(Entries from a visual dataset)
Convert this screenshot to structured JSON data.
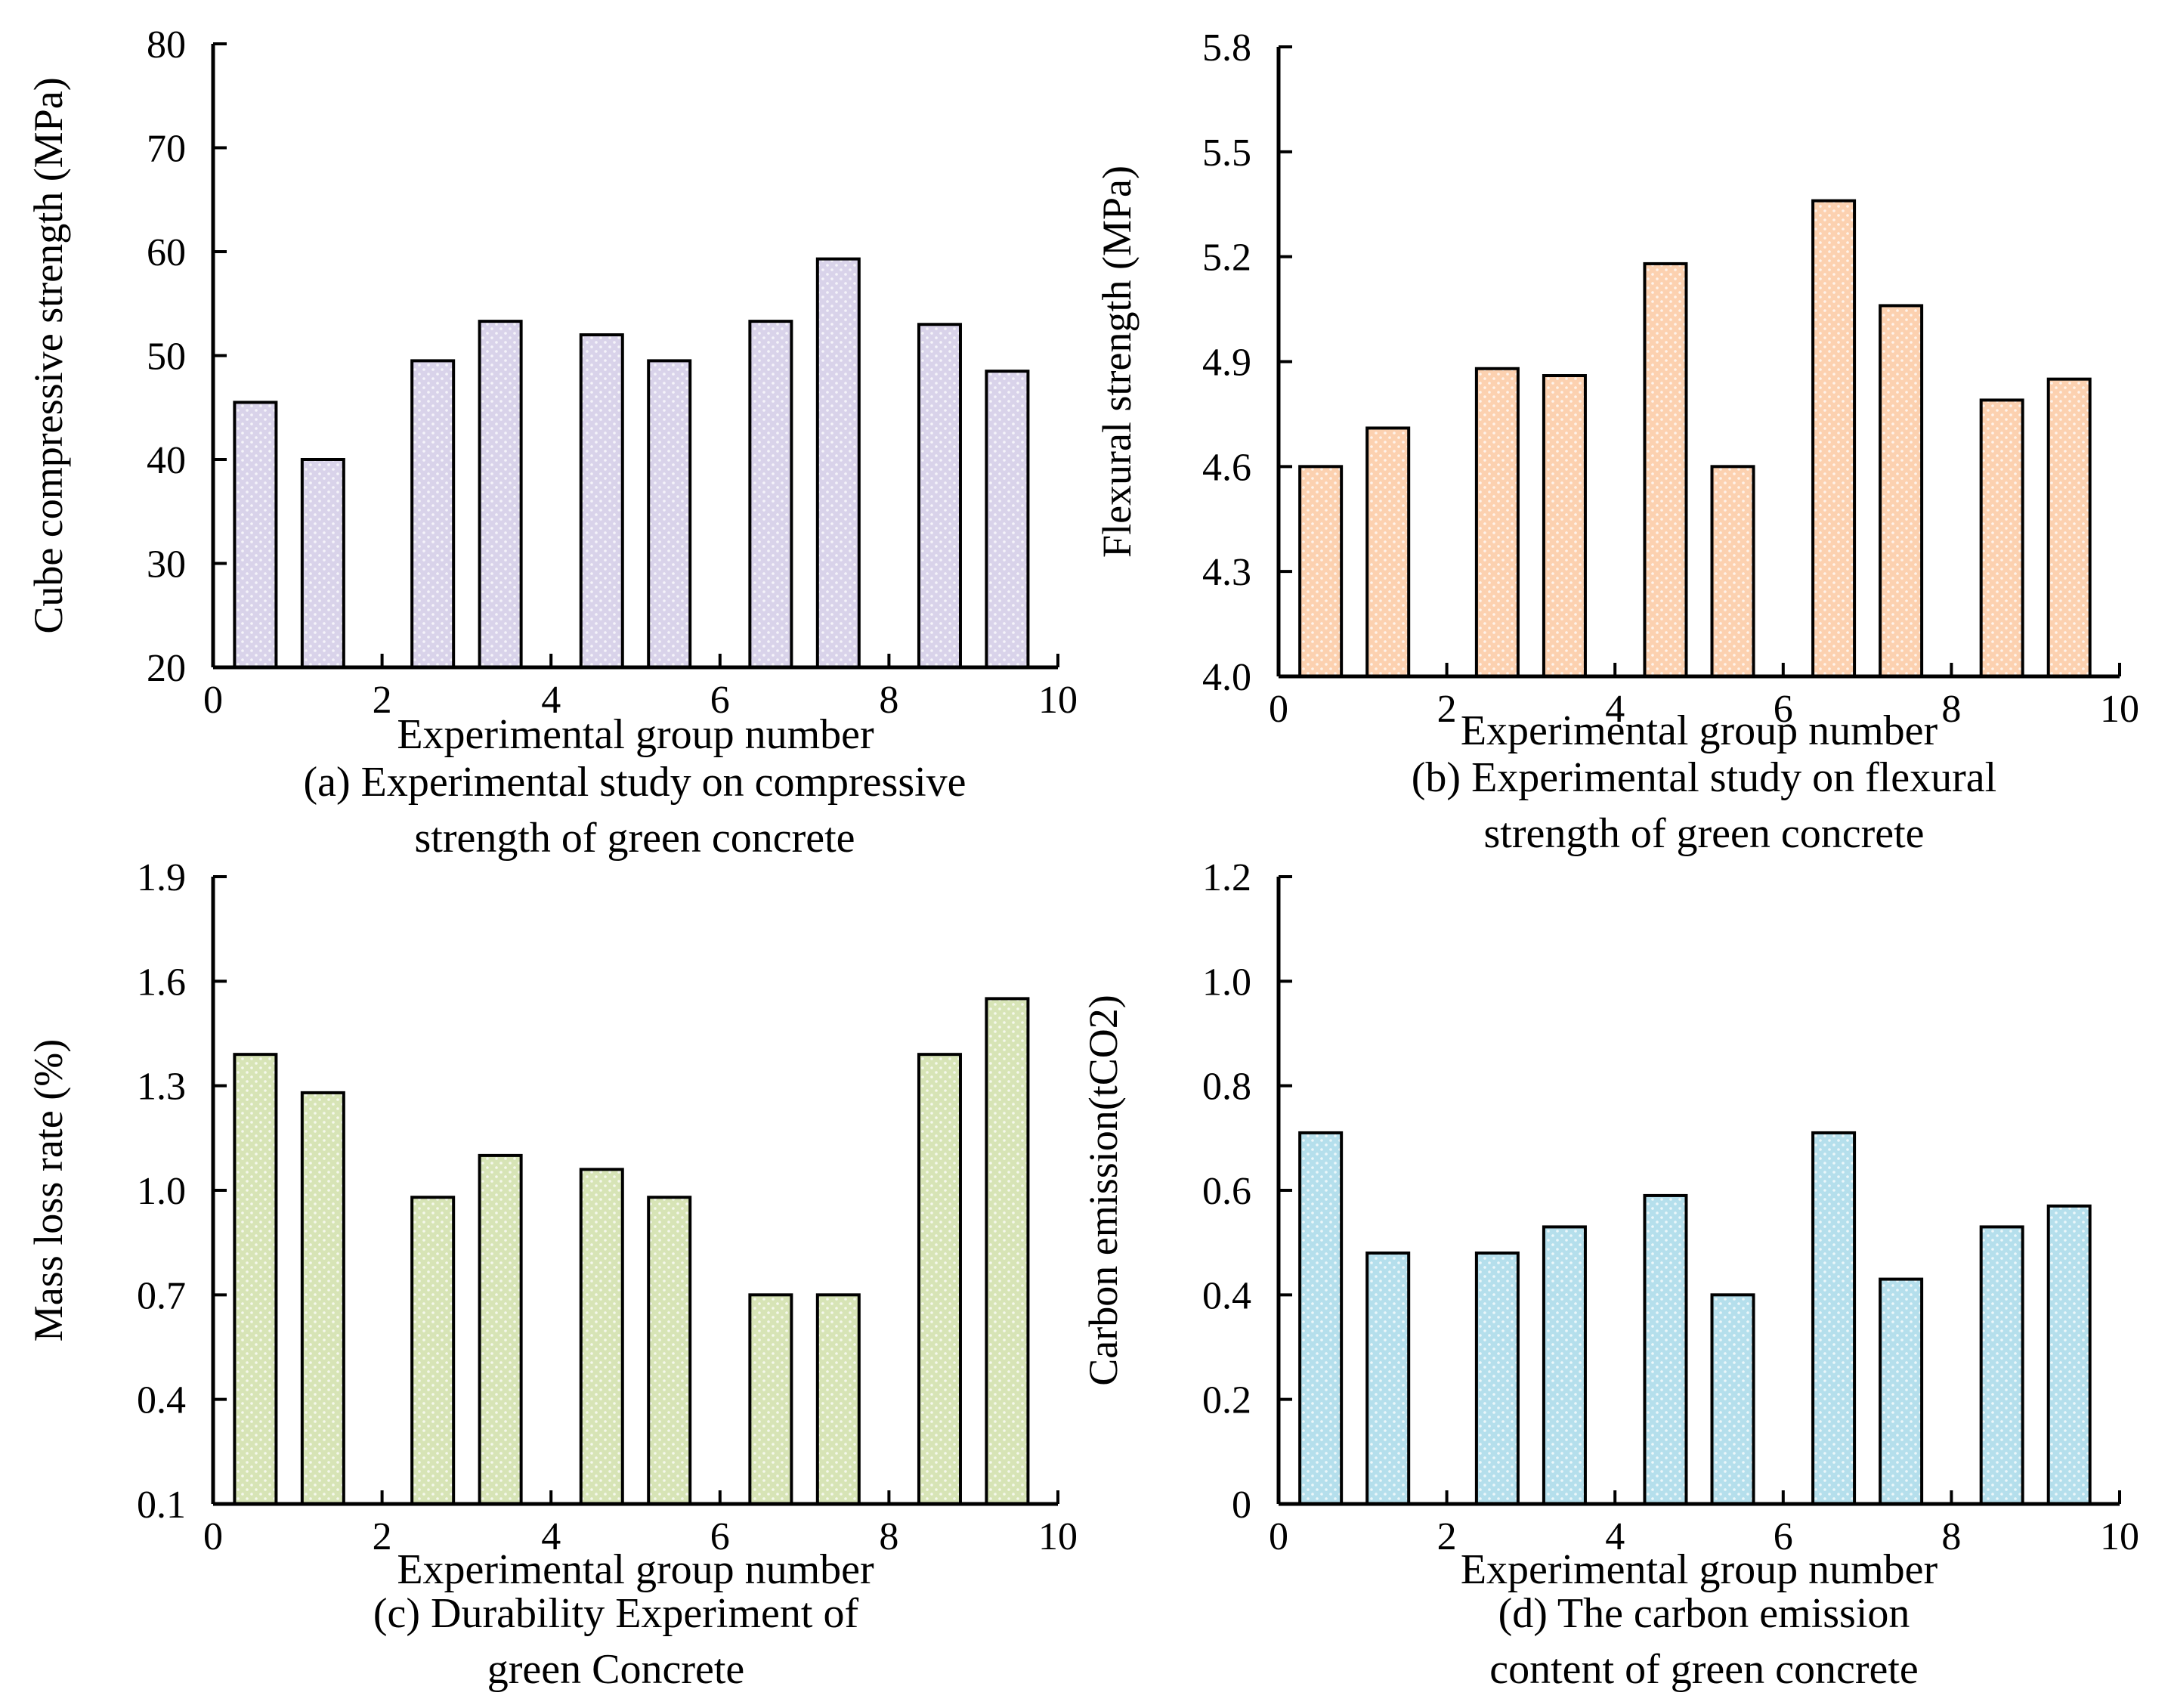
{
  "figure": {
    "name": "green-concrete-experiments"
  },
  "chart_data": [
    {
      "id": "a",
      "type": "bar",
      "title_line1": "(a) Experimental study on compressive",
      "title_line2": "strength of green concrete",
      "xlabel": "Experimental group number",
      "ylabel": "Cube compressive strength (MPa)",
      "xlim": [
        0,
        10
      ],
      "ylim": [
        20,
        80
      ],
      "xticks": [
        "0",
        "2",
        "4",
        "6",
        "8",
        "10"
      ],
      "yticks": [
        "20",
        "30",
        "40",
        "50",
        "60",
        "70",
        "80"
      ],
      "grid": false,
      "x": [
        0.5,
        1.3,
        2.6,
        3.4,
        4.6,
        5.4,
        6.6,
        7.4,
        8.6,
        9.4
      ],
      "values": [
        45.5,
        40.0,
        49.5,
        53.3,
        52.0,
        49.5,
        53.3,
        59.3,
        53.0,
        48.5
      ],
      "color": "#d9d3ea"
    },
    {
      "id": "b",
      "type": "bar",
      "title_line1": "(b) Experimental study on flexural",
      "title_line2": "strength of green concrete",
      "xlabel": "Experimental group number",
      "ylabel": "Flexural strength (MPa)",
      "xlim": [
        0,
        10
      ],
      "ylim": [
        4.0,
        5.8
      ],
      "xticks": [
        "0",
        "2",
        "4",
        "6",
        "8",
        "10"
      ],
      "yticks": [
        "4.0",
        "4.3",
        "4.6",
        "4.9",
        "5.2",
        "5.5",
        "5.8"
      ],
      "grid": false,
      "x": [
        0.5,
        1.3,
        2.6,
        3.4,
        4.6,
        5.4,
        6.6,
        7.4,
        8.6,
        9.4
      ],
      "values": [
        4.6,
        4.71,
        4.88,
        4.86,
        5.18,
        4.6,
        5.36,
        5.06,
        4.79,
        4.85
      ],
      "color": "#fcd1b0"
    },
    {
      "id": "c",
      "type": "bar",
      "title_line1": "(c) Durability Experiment of",
      "title_line2": "green Concrete",
      "xlabel": "Experimental group number",
      "ylabel": "Mass loss rate (%)",
      "xlim": [
        0,
        10
      ],
      "ylim": [
        0.1,
        1.9
      ],
      "xticks": [
        "0",
        "2",
        "4",
        "6",
        "8",
        "10"
      ],
      "yticks": [
        "0.1",
        "0.4",
        "0.7",
        "1.0",
        "1.3",
        "1.6",
        "1.9"
      ],
      "grid": false,
      "x": [
        0.5,
        1.3,
        2.6,
        3.4,
        4.6,
        5.4,
        6.6,
        7.4,
        8.6,
        9.4
      ],
      "values": [
        1.39,
        1.28,
        0.98,
        1.1,
        1.06,
        0.98,
        0.7,
        0.7,
        1.39,
        1.55
      ],
      "color": "#d7e4b6"
    },
    {
      "id": "d",
      "type": "bar",
      "title_line1": "(d) The carbon emission",
      "title_line2": "content of green concrete",
      "xlabel": "Experimental group number",
      "ylabel": "Carbon emission(tCO2)",
      "xlim": [
        0,
        10
      ],
      "ylim": [
        0,
        1.2
      ],
      "xticks": [
        "0",
        "2",
        "4",
        "6",
        "8",
        "10"
      ],
      "yticks": [
        "0",
        "0.2",
        "0.4",
        "0.6",
        "0.8",
        "1.0",
        "1.2"
      ],
      "grid": false,
      "x": [
        0.5,
        1.3,
        2.6,
        3.4,
        4.6,
        5.4,
        6.6,
        7.4,
        8.6,
        9.4
      ],
      "values": [
        0.71,
        0.48,
        0.48,
        0.53,
        0.59,
        0.4,
        0.71,
        0.43,
        0.53,
        0.57
      ],
      "color": "#b5dfec"
    }
  ]
}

**SHORT TASK**
Please write out all of the material above without changing a word, and omit any pictures.

**RESULT OF THE EXERCISE**
Convert this screenshot to structured JSON data.
{
  "figure": {
    "name": "green-concrete-experiments"
  },
  "chart_data": [
    {
      "id": "a",
      "type": "bar",
      "title_line1": "(a) Experimental study on compressive",
      "title_line2": "strength of green concrete",
      "xlabel": "Experimental group number",
      "ylabel": "Cube compressive strength (MPa)",
      "xlim": [
        0,
        10
      ],
      "ylim": [
        20,
        80
      ],
      "xticks": [
        "0",
        "2",
        "4",
        "6",
        "8",
        "10"
      ],
      "yticks": [
        "20",
        "30",
        "40",
        "50",
        "60",
        "70",
        "80"
      ],
      "grid": false,
      "x": [
        0.5,
        1.3,
        2.6,
        3.4,
        4.6,
        5.4,
        6.6,
        7.4,
        8.6,
        9.4
      ],
      "values": [
        45.5,
        40.0,
        49.5,
        53.3,
        52.0,
        49.5,
        53.3,
        59.3,
        53.0,
        48.5
      ],
      "color": "#d9d3ea"
    },
    {
      "id": "b",
      "type": "bar",
      "title_line1": "(b) Experimental study on flexural",
      "title_line2": "strength of green concrete",
      "xlabel": "Experimental group number",
      "ylabel": "Flexural strength (MPa)",
      "xlim": [
        0,
        10
      ],
      "ylim": [
        4.0,
        5.8
      ],
      "xticks": [
        "0",
        "2",
        "4",
        "6",
        "8",
        "10"
      ],
      "yticks": [
        "4.0",
        "4.3",
        "4.6",
        "4.9",
        "5.2",
        "5.5",
        "5.8"
      ],
      "grid": false,
      "x": [
        0.5,
        1.3,
        2.6,
        3.4,
        4.6,
        5.4,
        6.6,
        7.4,
        8.6,
        9.4
      ],
      "values": [
        4.6,
        4.71,
        4.88,
        4.86,
        5.18,
        4.6,
        5.36,
        5.06,
        4.79,
        4.85
      ],
      "color": "#fcd1b0"
    },
    {
      "id": "c",
      "type": "bar",
      "title_line1": "(c) Durability Experiment of",
      "title_line2": "green Concrete",
      "xlabel": "Experimental group number",
      "ylabel": "Mass loss rate (%)",
      "xlim": [
        0,
        10
      ],
      "ylim": [
        0.1,
        1.9
      ],
      "xticks": [
        "0",
        "2",
        "4",
        "6",
        "8",
        "10"
      ],
      "yticks": [
        "0.1",
        "0.4",
        "0.7",
        "1.0",
        "1.3",
        "1.6",
        "1.9"
      ],
      "grid": false,
      "x": [
        0.5,
        1.3,
        2.6,
        3.4,
        4.6,
        5.4,
        6.6,
        7.4,
        8.6,
        9.4
      ],
      "values": [
        1.39,
        1.28,
        0.98,
        1.1,
        1.06,
        0.98,
        0.7,
        0.7,
        1.39,
        1.55
      ],
      "color": "#d7e4b6"
    },
    {
      "id": "d",
      "type": "bar",
      "title_line1": "(d) The carbon emission",
      "title_line2": "content of green concrete",
      "xlabel": "Experimental group number",
      "ylabel": "Carbon emission(tCO2)",
      "xlim": [
        0,
        10
      ],
      "ylim": [
        0,
        1.2
      ],
      "xticks": [
        "0",
        "2",
        "4",
        "6",
        "8",
        "10"
      ],
      "yticks": [
        "0",
        "0.2",
        "0.4",
        "0.6",
        "0.8",
        "1.0",
        "1.2"
      ],
      "grid": false,
      "x": [
        0.5,
        1.3,
        2.6,
        3.4,
        4.6,
        5.4,
        6.6,
        7.4,
        8.6,
        9.4
      ],
      "values": [
        0.71,
        0.48,
        0.48,
        0.53,
        0.59,
        0.4,
        0.71,
        0.43,
        0.53,
        0.57
      ],
      "color": "#b5dfec"
    }
  ]
}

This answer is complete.